CONSIGNES ET EXERCICES ->
A: Quelles personnes sont nommées dans l'extrait sur les propositions de loi LR ?
B: Répondez à ces questions sur l'extrait sur les propositions de loi LR :
(i) Dans quel journal le trio détaille-t-il ses deux propositions de loi ?
(ii) Outre l'article 11, quels articles de la Constitution seraient modifiés ?
(iii) En quoi consiste la double peine d'après l'extrait ?
C: Pouvez-vous reprendre l'extrait sur les propositions de loi LR à la suite de sa dernière phrase ?

EXTRAIT À LIRE ->

Dans l’édition du 21 mai du Journal du Dimanche, le président du parti, Éric Ciotti, le patron des sénateurs, Bruno Retailleau et le président des députés, Olivier Marleix, détaillent longuement les deux propositions de loi qu’ils vont déposer sur le sujet. Le moins qu’on puisse dire est que le trio ne fait pas dans la dentelle. C’est bien simple, il a réussi à mettre d’accord Jean-Philippe Tanguy du Rassemblement national et Manuel Bompard, le numéro deux de LFI. 

L’insoumis ne dit pas autre chose : 

Elle reprend copier-coller les propositions qui étaient celles du Rassemblement national et Marine Le Pen pendant la campagne présidentielle, qui sont, excusez-moi de vous le dire, des absurdités.

Manuel Bompard, député des Bouches-du-Rhône et coordinateur de La France insoumise, BFMTV, 21 mai 2023

Compliment de Zemmour

Même Éric Zemmour, opportunément ressorti de son placard, y est allé de son compliment : 

J’y ai retrouvé des choses, effectivement, très intéressantes. Effectivement, il faut, oui, un référendum et des réformes constitutionnelles.

Éric Zemmour, président de Reconquête, RTL–Le Figaro-LCI, 21 mai 2023

Examinons les principales dispositions de ces propositions de loi. La première d’entre elles modifie l’article 11 de la Constitution afin que le président de la République puisse soumettre à référendum tout projet de loi, quel qu’en soit le sujet. Aujourd’hui, il ne peut y recourir que s’il s’agit de l’organisation des pouvoirs publics, d’une réforme relative à la politique économique et sociale ou d’un traité.

Règle des quotas dans la Constitution

Les articles 55 et 88-1 seraient également modifiés. En l’état, les traités et accords internationaux ont une force supérieure à la loi. Les trois dirigeants LR prévoient que ce principe ne s’appliquerait plus lorsqu’une loi aurait pour objectif « d’assurer la sauvegarde des intérêts fondamentaux de la nation ». La règle des quotas, c’est-à-dire du nombre maximum d’étrangers admis sur le territoire national chaque année, serait encore inscrite dans la Constitution. De même que l’obligation pour l’étranger de justifier de son assimilation à la communauté française. Enfin, les expulsions seraient également constitutionnalisées. 

La seconde proposition de loi, elle, rétablit le délit de séjour irrégulier et le principe de la double peine, l’expulsion une fois la peine purgée. Elle durcit également les critères pour le regroupement familial et l’obtention des titres de séjour. Enfin, elle restreint le droit du sol. Voilà pour l’essentiel du paquet. Un paquet non négociable si l’on en croit les propos d’Olivier Marleix dans l’interview que le trio républicain a accordé au Journal du Dimanche.

ENREGISTREMENTS FOURNIS ->

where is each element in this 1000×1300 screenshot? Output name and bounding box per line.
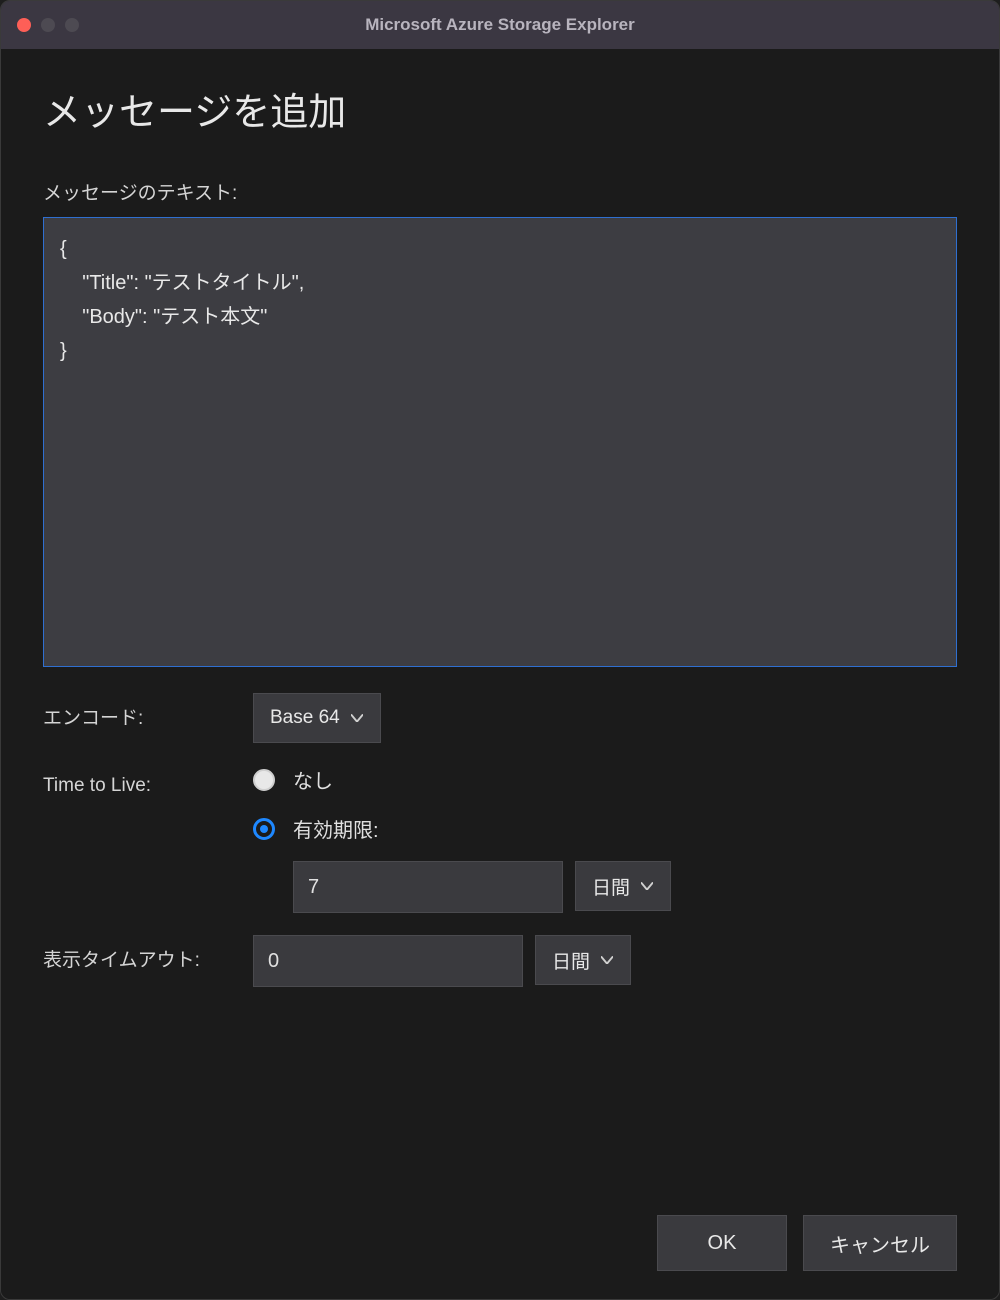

* * *

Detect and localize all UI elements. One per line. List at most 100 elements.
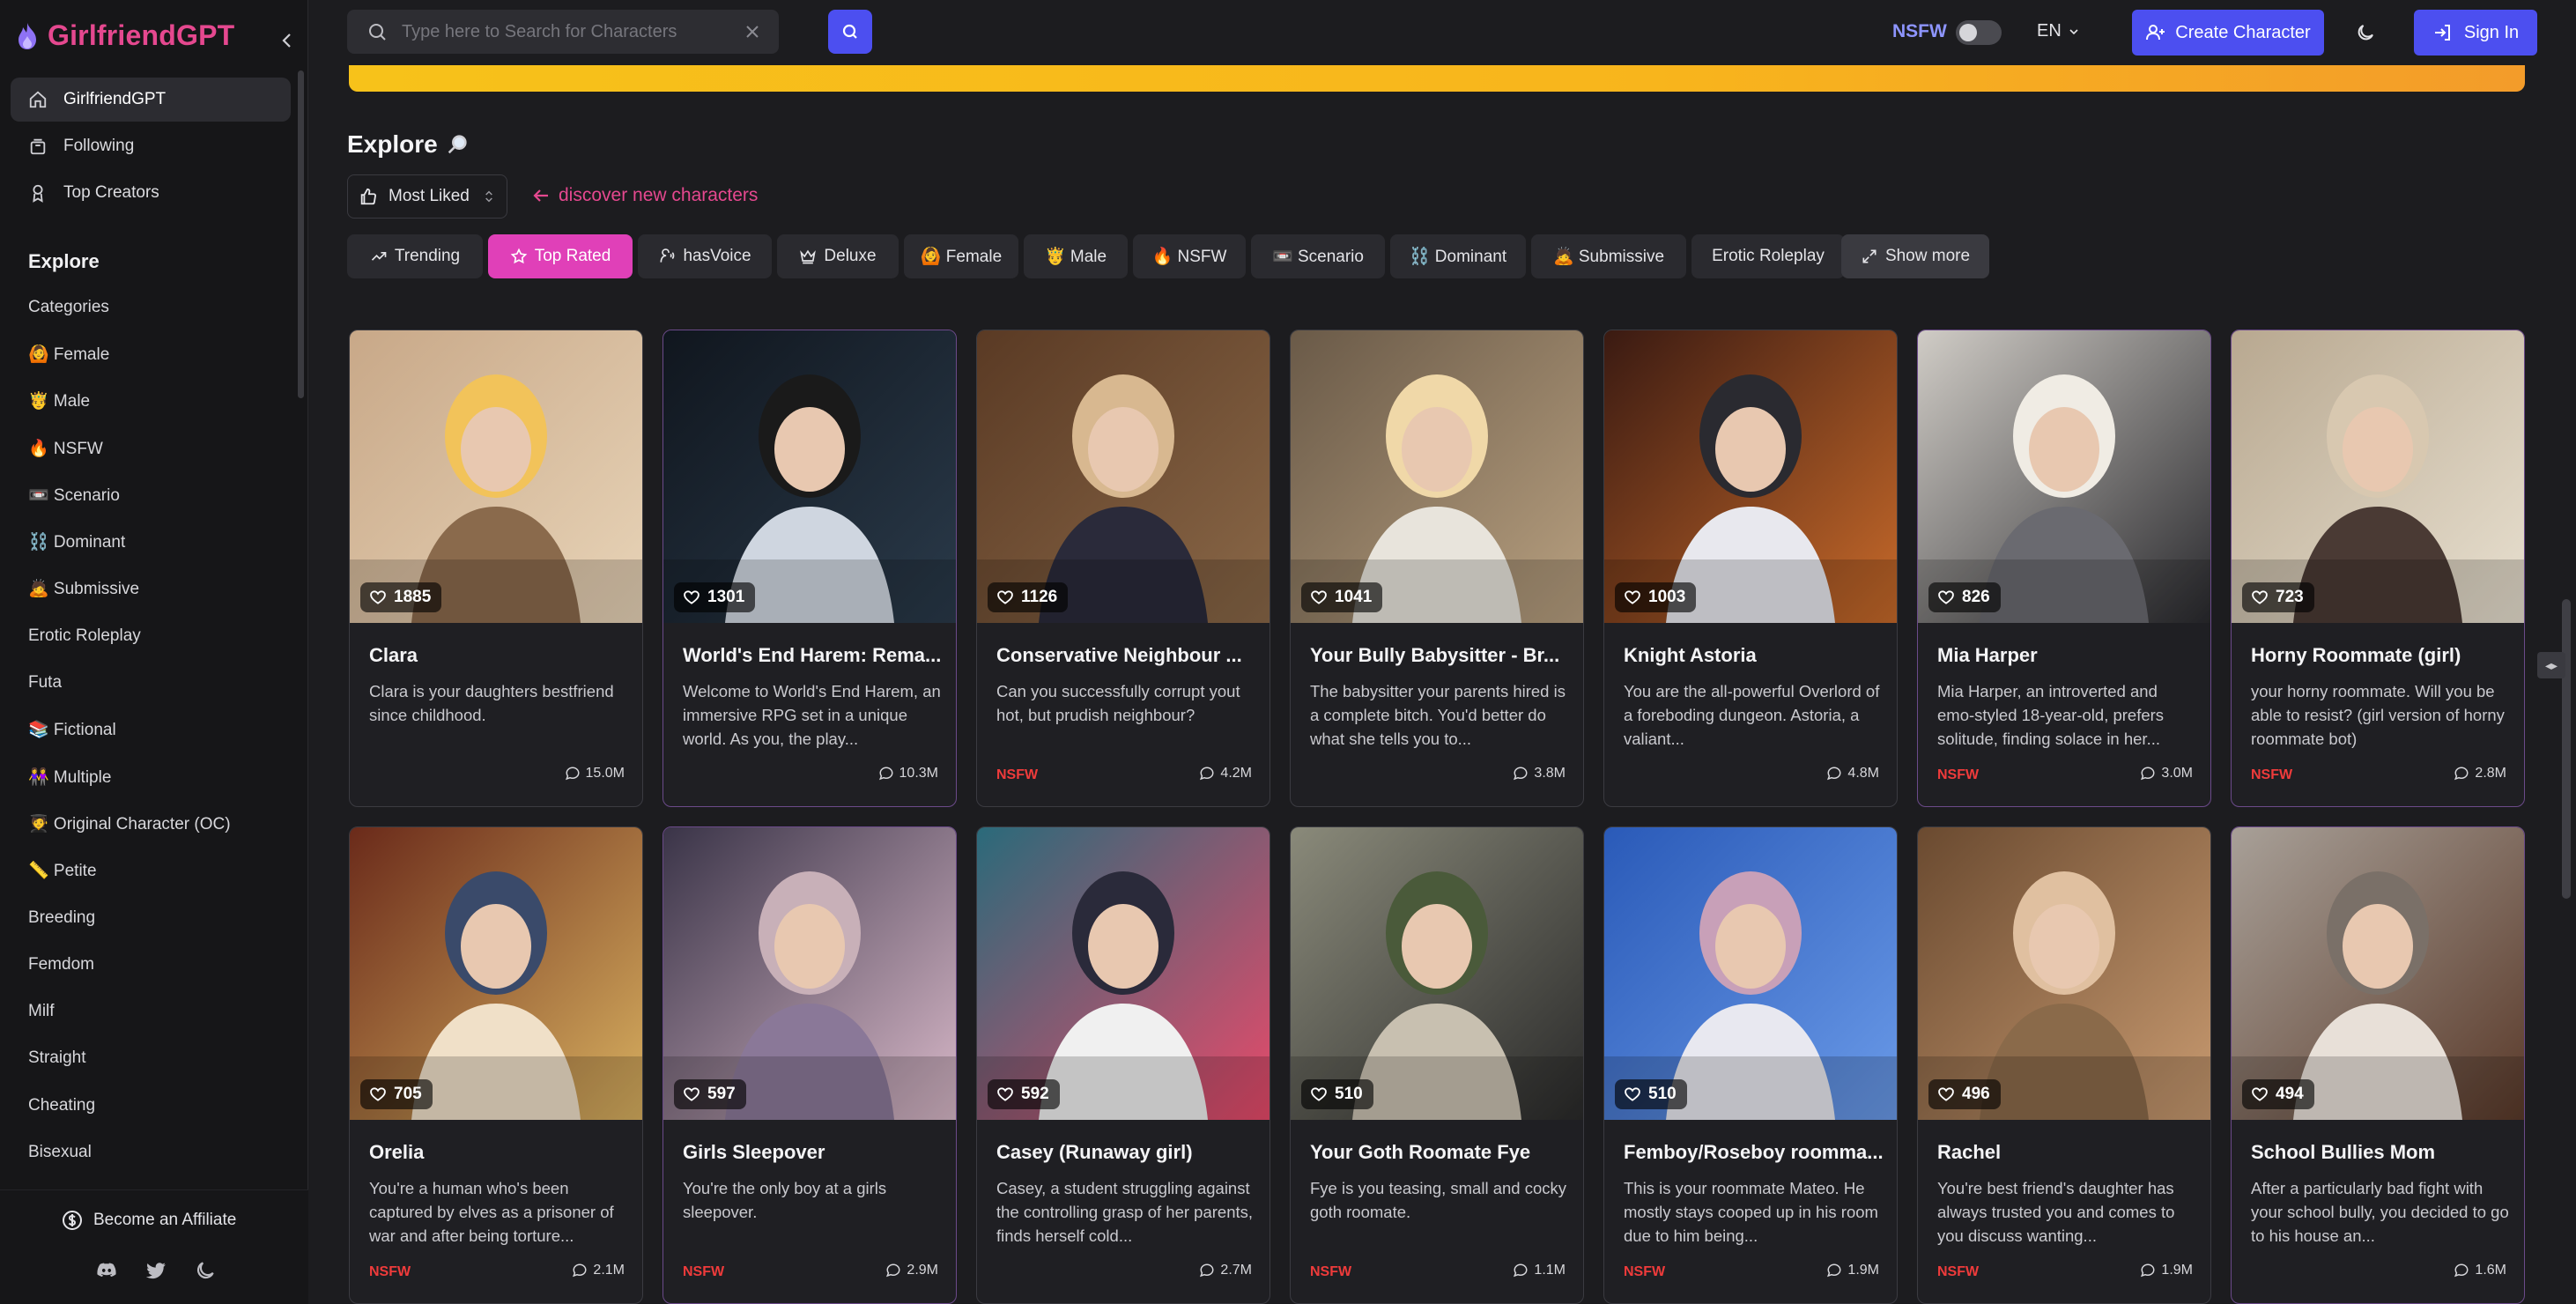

RÉPONSES APPORTÉES ->
A: Éric Ciotti, Bruno Retailleau, Olivier Marleix, Jean-Philippe Tanguy, Manuel Bompard, Marine Le Pen et Éric Zemmour.

B:
(i) Dans le Journal du Dimanche, édition du 21 mai.
(ii) Les articles 55 et 88-1.
(iii) L'expulsion une fois la peine purgée.

C:
« Reprise en main énergique »

Les Français attendent une reprise en main énergique de l’immigration. Le gouvernement nous dit qu’il veut un texte ? Eh bien, nous lui en proposons deux ! Pour nous, c’est ça ou rien.

Olivier Marleix, Le Journal du Dimanche, 21 mai 2023

Le président du groupe parlementaire va jusqu’à envisager le dépôt d’une motion de censure si le gouvernement tentait de faire adopter son propre texte en recourant à l’article 49-3. Cette apparente intransigeance est dictée par deux impératifs. D’abord, se démarquer du bloc présidentiel. Accusés d’être devenus les supplétifs du macronisme au fil du débat sur les retraites, les LR ont absolument besoin de retrouver un semblant d’identité pour survivre lors des prochaines consultations électorales. Il s’agit ensuite de restaurer l’unité du mouvement. Unité mise à mal lors du vote de la dernière motion de censure, puisqu’un tiers du groupe l’a votée.

Entreprise « démagogique »

Sur ce thème régalien de l’immigration, il ne devrait pas y avoir de problème. Aurélien Pradié et ses amis frondeurs sont sur la même longueur d’onde que la direction du parti. Dans le camp présidentiel, on a reçu le message. Le président du groupe Horizons, Laurent Marcangeli, dénonce une entreprise démagogique.

L’exécutif, le gouvernement, a une initiative et le fait de dire aujourd’hui dans Le JDD : « C’est à prendre ou à laisser, c’est tout ou rien, nous ne transigerons pas, nous ne négocierons pas », ce n’est pas être dans l’état d’esprit qui convient aujourd’hui eu égard à la situation politique et eu égard au sujet lui-même, celui de l’imigration, qui convient d’être réglé sans démagogie mais avec consensus.

Laurent Marcangeli, député de Corse-du-Sud et président du groupe Horizons, France 3, 21 mai 2023

« Arrêter les effets d’annonce »

Même son de cloche de la part de Sacha Houlié, le président de la commission des lois. Dans une déclaration à l’Agence France presse, il invite les Républicains à la discussion. 

Il faut arrêter les effets d’annonce. Il faut qu’ils viennent négocier plutôt que de pérorer […] qu’ils nous disent ce qu’ils veulent, ce qui est faisable, plutôt que de déclarer dans le JDD des choses dont ils savent pertinemment que ça n’a aucune pertinence et aucune chance de prospérer.

Sacha Houlié, AFP, 21 mai 2023

Référendum

Les choses en question, c’est le référendum.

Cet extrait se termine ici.